--- begin MATERIALS PROVIDED ---

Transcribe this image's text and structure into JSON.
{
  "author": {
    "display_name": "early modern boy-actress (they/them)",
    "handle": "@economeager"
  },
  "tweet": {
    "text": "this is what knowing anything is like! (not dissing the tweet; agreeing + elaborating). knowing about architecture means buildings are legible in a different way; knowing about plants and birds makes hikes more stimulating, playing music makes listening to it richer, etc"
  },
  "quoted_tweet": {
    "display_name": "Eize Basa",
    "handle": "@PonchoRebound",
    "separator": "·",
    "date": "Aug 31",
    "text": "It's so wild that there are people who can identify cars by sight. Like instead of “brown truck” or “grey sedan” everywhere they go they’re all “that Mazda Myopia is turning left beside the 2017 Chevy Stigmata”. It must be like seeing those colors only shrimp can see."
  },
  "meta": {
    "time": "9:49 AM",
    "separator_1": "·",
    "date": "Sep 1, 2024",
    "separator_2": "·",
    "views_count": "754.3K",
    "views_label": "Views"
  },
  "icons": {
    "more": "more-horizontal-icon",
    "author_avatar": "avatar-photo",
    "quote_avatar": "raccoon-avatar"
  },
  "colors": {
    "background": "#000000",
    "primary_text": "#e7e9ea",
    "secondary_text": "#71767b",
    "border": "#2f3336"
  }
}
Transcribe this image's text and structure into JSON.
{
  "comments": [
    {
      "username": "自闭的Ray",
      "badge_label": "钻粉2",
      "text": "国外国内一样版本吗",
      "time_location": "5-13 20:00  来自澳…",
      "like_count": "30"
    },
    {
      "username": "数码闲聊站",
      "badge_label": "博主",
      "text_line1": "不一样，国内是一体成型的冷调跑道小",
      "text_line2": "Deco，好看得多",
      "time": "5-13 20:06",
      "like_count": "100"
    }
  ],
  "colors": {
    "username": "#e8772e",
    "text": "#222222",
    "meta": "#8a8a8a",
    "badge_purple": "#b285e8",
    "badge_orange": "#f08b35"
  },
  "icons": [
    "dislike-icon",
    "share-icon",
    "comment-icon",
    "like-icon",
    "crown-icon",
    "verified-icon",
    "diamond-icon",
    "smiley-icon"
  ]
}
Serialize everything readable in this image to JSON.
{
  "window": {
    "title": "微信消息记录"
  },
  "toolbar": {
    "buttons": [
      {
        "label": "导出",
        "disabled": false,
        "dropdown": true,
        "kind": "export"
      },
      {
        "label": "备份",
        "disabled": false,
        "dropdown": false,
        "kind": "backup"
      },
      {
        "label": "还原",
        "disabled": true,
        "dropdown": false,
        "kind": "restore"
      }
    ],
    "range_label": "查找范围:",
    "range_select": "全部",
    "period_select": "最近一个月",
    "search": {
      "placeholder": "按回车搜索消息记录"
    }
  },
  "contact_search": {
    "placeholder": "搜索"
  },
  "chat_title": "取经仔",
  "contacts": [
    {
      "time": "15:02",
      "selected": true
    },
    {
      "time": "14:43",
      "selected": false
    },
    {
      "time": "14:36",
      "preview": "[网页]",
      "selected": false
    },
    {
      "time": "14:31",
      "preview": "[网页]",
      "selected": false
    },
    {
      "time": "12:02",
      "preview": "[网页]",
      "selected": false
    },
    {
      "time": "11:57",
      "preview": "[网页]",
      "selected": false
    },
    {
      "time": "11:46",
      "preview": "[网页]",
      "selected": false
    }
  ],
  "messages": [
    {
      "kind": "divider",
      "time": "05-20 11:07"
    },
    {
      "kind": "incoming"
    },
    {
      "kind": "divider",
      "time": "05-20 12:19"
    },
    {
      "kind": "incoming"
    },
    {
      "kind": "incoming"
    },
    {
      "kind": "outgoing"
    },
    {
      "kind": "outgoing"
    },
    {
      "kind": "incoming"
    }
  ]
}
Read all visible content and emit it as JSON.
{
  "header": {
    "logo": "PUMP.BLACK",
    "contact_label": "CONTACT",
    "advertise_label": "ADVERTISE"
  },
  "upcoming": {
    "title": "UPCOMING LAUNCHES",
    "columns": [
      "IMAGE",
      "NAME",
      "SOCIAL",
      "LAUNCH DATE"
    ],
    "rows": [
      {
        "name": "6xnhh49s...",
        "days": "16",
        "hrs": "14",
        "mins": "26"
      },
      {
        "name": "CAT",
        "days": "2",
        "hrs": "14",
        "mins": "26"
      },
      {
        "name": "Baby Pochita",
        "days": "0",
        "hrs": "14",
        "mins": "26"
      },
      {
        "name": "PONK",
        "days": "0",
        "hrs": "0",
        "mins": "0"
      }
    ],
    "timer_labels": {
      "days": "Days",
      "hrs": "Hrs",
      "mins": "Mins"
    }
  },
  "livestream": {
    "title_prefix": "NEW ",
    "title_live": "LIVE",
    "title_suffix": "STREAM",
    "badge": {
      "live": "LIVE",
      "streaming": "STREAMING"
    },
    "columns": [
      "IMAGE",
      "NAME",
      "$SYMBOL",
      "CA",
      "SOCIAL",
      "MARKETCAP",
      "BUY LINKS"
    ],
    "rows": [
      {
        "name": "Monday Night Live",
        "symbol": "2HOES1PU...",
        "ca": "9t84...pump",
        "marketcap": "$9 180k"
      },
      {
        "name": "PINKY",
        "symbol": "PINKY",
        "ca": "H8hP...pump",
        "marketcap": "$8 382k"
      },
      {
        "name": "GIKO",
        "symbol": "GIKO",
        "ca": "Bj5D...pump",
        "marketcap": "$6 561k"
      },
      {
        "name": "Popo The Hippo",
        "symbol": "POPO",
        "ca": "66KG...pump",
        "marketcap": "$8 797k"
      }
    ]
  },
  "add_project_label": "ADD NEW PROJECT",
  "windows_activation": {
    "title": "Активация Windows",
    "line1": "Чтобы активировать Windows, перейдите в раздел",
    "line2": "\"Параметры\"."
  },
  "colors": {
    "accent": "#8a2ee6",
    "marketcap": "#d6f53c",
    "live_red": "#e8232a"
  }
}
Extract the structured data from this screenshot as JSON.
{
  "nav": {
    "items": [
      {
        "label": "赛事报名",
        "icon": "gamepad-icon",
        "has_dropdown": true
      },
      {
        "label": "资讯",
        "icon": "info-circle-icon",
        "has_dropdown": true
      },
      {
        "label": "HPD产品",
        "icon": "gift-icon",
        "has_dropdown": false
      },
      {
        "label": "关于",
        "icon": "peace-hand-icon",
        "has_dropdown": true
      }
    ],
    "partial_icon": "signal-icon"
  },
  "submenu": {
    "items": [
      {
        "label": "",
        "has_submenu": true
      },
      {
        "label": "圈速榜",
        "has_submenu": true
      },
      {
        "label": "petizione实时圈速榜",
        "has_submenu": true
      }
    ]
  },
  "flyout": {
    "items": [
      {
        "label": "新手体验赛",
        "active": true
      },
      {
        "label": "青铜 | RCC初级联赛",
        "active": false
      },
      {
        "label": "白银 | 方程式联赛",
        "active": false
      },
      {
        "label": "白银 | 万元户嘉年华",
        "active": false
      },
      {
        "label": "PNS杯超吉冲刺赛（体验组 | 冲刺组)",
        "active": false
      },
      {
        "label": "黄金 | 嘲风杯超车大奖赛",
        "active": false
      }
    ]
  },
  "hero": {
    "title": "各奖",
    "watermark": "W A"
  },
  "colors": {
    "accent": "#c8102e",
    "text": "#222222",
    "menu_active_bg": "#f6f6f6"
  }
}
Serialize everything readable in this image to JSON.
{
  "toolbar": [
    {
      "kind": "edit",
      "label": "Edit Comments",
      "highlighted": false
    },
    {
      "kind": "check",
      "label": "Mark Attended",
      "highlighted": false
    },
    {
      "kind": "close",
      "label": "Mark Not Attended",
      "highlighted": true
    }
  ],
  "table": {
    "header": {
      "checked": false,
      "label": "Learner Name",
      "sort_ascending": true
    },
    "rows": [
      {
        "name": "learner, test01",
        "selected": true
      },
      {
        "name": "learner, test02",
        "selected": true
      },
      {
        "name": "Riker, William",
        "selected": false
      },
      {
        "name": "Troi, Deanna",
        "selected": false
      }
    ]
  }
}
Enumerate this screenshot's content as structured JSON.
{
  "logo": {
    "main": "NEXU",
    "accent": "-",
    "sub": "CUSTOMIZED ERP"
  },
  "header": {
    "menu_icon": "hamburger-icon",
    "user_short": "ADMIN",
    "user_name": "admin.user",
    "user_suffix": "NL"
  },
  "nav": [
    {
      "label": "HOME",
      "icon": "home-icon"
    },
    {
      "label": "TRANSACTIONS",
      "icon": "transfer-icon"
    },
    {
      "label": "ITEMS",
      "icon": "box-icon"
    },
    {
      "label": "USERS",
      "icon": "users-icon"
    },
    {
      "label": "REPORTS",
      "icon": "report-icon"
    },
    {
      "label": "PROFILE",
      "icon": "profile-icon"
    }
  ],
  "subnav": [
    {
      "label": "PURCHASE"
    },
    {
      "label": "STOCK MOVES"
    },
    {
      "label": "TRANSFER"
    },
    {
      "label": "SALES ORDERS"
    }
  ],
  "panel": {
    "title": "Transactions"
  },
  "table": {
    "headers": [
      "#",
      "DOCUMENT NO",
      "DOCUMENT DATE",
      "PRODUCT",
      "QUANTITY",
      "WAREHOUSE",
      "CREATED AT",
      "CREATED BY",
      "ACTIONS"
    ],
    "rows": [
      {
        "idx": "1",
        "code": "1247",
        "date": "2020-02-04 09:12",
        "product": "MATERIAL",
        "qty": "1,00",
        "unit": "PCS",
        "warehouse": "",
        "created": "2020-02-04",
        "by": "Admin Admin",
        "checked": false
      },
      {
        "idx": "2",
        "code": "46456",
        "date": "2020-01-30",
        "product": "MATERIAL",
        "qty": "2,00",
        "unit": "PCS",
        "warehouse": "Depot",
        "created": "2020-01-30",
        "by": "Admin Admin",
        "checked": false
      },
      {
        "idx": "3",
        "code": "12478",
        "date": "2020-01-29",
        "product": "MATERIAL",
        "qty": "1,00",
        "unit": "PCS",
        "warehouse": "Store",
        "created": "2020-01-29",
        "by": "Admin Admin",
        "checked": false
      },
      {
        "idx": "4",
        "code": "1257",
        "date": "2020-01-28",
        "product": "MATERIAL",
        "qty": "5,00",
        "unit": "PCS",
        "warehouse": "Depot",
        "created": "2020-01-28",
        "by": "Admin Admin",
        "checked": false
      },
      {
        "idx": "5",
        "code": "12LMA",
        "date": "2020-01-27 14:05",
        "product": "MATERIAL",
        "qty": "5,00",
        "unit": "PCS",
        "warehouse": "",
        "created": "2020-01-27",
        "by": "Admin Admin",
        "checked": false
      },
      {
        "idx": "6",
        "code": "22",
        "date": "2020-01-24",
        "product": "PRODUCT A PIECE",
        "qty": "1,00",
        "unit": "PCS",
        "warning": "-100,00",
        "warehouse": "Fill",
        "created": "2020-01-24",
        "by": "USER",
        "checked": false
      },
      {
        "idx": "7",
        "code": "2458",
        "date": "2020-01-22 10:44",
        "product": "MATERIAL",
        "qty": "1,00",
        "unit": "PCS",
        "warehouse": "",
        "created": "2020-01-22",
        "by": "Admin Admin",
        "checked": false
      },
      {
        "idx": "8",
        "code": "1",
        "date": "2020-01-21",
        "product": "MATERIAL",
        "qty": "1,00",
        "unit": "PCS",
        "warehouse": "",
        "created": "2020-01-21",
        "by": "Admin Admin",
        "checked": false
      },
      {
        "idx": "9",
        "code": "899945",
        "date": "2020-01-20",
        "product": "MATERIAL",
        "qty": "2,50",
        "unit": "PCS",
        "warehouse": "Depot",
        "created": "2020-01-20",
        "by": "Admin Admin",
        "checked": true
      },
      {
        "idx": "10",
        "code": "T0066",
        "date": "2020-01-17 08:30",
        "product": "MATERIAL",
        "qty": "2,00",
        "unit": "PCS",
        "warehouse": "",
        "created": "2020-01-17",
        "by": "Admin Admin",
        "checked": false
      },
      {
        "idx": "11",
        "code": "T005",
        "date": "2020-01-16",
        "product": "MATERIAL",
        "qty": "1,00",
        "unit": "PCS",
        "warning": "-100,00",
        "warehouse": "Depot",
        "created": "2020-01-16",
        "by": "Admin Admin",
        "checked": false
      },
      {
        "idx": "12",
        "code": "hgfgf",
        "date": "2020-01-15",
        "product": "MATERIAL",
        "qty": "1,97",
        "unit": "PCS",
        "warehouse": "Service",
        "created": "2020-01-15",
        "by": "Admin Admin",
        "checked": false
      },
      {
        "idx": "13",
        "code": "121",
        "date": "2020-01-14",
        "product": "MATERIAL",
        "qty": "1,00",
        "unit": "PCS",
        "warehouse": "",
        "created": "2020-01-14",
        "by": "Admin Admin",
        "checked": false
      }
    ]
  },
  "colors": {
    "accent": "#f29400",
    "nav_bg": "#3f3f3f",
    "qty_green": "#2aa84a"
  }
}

--- end MATERIALS PROVIDED ---

- **DIRECTION**:
Extract all lines from the material above that include the word "they".

- **WRITTEN SOLUTION**:
    "display_name": "early modern boy-actress (they/them)",
    "text": "It's so wild that there are people who can identify cars by sight. Like instead of “brown truck” or “grey sedan” everywhere they go they’re all “that Mazda Myopia is turning left beside the 2017 Chevy Stigmata”. It must be like seeing those colors only shrimp can see."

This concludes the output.